Rows from a figure dataset:
-------

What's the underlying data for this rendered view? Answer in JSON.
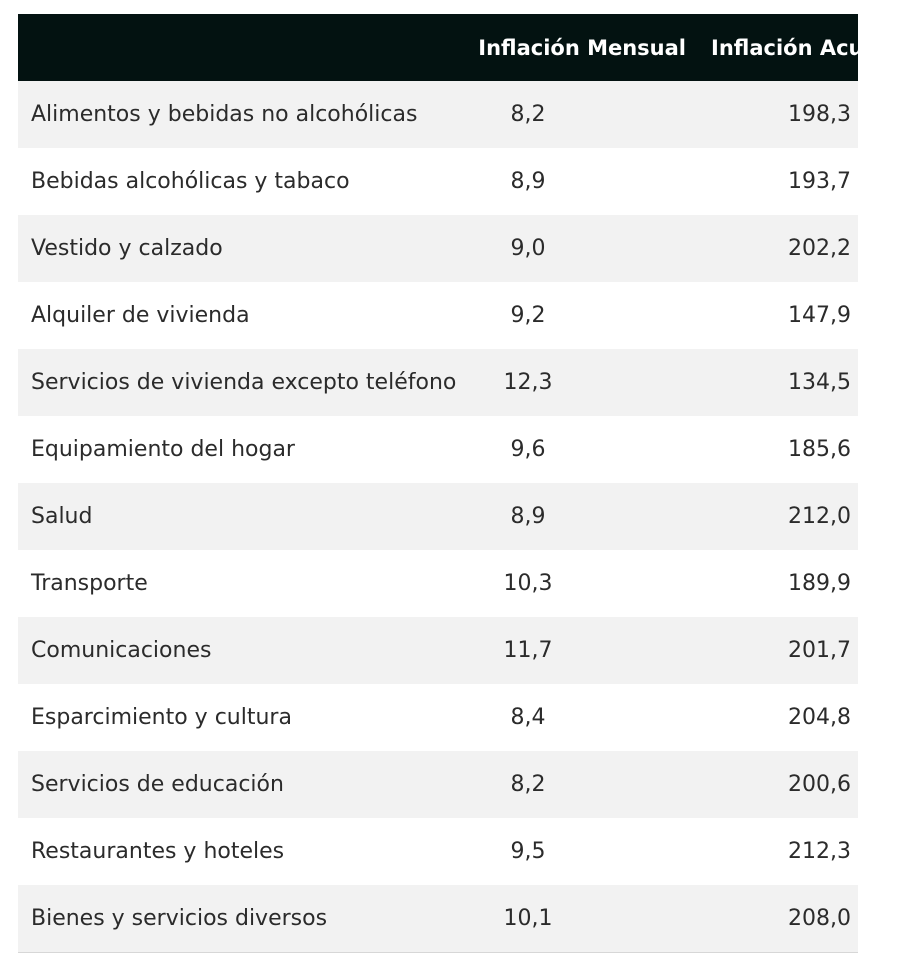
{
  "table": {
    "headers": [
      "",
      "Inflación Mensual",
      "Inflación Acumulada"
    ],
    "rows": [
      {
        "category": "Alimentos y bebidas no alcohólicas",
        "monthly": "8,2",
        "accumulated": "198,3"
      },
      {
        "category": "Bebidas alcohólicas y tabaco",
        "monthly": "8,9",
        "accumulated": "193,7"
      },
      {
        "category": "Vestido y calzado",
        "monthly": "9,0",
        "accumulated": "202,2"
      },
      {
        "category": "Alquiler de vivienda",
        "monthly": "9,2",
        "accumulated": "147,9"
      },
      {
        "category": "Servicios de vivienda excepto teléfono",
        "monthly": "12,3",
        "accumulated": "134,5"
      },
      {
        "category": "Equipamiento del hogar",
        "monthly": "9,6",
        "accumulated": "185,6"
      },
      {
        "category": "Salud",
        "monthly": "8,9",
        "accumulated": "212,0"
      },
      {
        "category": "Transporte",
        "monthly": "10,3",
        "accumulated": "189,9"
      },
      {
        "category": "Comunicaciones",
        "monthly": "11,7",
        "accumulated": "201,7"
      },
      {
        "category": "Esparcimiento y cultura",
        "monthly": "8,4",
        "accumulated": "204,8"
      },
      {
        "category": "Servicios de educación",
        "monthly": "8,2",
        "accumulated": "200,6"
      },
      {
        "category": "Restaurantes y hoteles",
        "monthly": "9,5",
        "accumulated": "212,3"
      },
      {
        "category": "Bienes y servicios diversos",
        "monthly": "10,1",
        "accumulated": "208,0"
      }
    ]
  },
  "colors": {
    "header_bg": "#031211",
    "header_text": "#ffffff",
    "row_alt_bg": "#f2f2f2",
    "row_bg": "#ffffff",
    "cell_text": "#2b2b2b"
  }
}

-------

DIRECTIONS
Reproduce every entry word for word, but omit the pictures.

EXERCISE OUTPUT
What's the underlying data for this rendered view? Answer in JSON.
{
  "table": {
    "headers": [
      "",
      "Inflación Mensual",
      "Inflación Acumulada"
    ],
    "rows": [
      {
        "category": "Alimentos y bebidas no alcohólicas",
        "monthly": "8,2",
        "accumulated": "198,3"
      },
      {
        "category": "Bebidas alcohólicas y tabaco",
        "monthly": "8,9",
        "accumulated": "193,7"
      },
      {
        "category": "Vestido y calzado",
        "monthly": "9,0",
        "accumulated": "202,2"
      },
      {
        "category": "Alquiler de vivienda",
        "monthly": "9,2",
        "accumulated": "147,9"
      },
      {
        "category": "Servicios de vivienda excepto teléfono",
        "monthly": "12,3",
        "accumulated": "134,5"
      },
      {
        "category": "Equipamiento del hogar",
        "monthly": "9,6",
        "accumulated": "185,6"
      },
      {
        "category": "Salud",
        "monthly": "8,9",
        "accumulated": "212,0"
      },
      {
        "category": "Transporte",
        "monthly": "10,3",
        "accumulated": "189,9"
      },
      {
        "category": "Comunicaciones",
        "monthly": "11,7",
        "accumulated": "201,7"
      },
      {
        "category": "Esparcimiento y cultura",
        "monthly": "8,4",
        "accumulated": "204,8"
      },
      {
        "category": "Servicios de educación",
        "monthly": "8,2",
        "accumulated": "200,6"
      },
      {
        "category": "Restaurantes y hoteles",
        "monthly": "9,5",
        "accumulated": "212,3"
      },
      {
        "category": "Bienes y servicios diversos",
        "monthly": "10,1",
        "accumulated": "208,0"
      }
    ]
  },
  "colors": {
    "header_bg": "#031211",
    "header_text": "#ffffff",
    "row_alt_bg": "#f2f2f2",
    "row_bg": "#ffffff",
    "cell_text": "#2b2b2b"
  }
}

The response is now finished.